→ **WHAT THE EXERCISE ASKS**
Repeat, word for word, every line from the line holding "Give me the" through the final line of the entries below. Skip all pictures.

## START TASK INPUTS

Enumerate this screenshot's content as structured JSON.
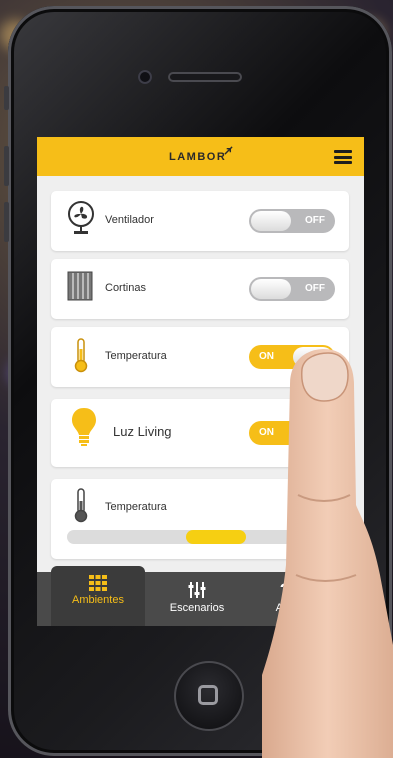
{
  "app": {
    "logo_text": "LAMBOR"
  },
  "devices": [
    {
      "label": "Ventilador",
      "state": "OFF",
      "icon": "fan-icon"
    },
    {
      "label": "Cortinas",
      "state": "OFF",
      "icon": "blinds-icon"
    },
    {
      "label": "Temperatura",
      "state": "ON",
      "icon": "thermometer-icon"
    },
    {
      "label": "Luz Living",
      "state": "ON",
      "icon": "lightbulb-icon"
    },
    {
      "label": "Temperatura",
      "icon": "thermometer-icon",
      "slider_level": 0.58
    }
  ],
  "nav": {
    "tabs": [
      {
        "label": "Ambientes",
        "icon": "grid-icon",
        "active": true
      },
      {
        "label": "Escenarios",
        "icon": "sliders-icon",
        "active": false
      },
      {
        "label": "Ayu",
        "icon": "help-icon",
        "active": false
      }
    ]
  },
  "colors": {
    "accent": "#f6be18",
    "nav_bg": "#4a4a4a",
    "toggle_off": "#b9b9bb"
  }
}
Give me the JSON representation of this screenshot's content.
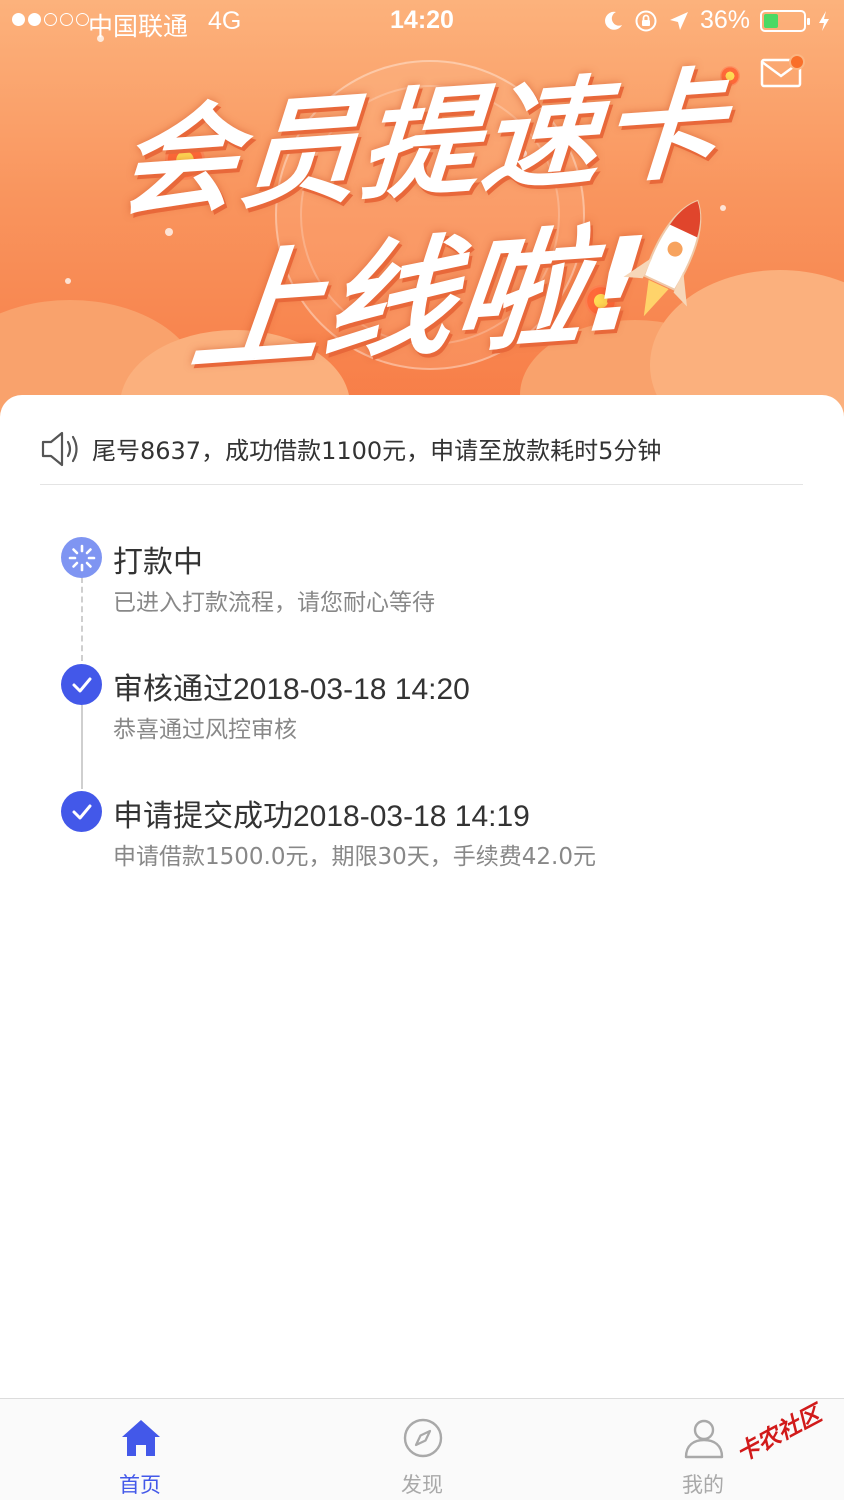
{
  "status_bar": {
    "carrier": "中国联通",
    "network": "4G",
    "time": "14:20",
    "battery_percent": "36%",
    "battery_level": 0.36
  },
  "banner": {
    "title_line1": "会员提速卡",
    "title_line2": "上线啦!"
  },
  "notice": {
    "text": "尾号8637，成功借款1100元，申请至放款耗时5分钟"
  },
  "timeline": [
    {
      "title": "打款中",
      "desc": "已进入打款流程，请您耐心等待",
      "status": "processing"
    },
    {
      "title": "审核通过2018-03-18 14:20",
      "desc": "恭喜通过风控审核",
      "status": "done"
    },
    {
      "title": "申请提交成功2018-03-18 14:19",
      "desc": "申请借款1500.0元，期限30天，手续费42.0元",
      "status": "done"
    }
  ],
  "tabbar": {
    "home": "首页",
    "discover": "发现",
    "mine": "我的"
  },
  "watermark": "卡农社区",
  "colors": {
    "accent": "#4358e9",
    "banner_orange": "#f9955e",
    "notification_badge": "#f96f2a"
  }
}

## END TASK INPUTS

→ **FINAL ANSWER**
Give me the JSON representation of this screenshot's content.
{
  "status_bar": {
    "carrier": "中国联通",
    "network": "4G",
    "time": "14:20",
    "battery_percent": "36%",
    "battery_level": 0.36
  },
  "banner": {
    "title_line1": "会员提速卡",
    "title_line2": "上线啦!"
  },
  "notice": {
    "text": "尾号8637，成功借款1100元，申请至放款耗时5分钟"
  },
  "timeline": [
    {
      "title": "打款中",
      "desc": "已进入打款流程，请您耐心等待",
      "status": "processing"
    },
    {
      "title": "审核通过2018-03-18 14:20",
      "desc": "恭喜通过风控审核",
      "status": "done"
    },
    {
      "title": "申请提交成功2018-03-18 14:19",
      "desc": "申请借款1500.0元，期限30天，手续费42.0元",
      "status": "done"
    }
  ],
  "tabbar": {
    "home": "首页",
    "discover": "发现",
    "mine": "我的"
  },
  "watermark": "卡农社区",
  "colors": {
    "accent": "#4358e9",
    "banner_orange": "#f9955e",
    "notification_badge": "#f96f2a"
  }
}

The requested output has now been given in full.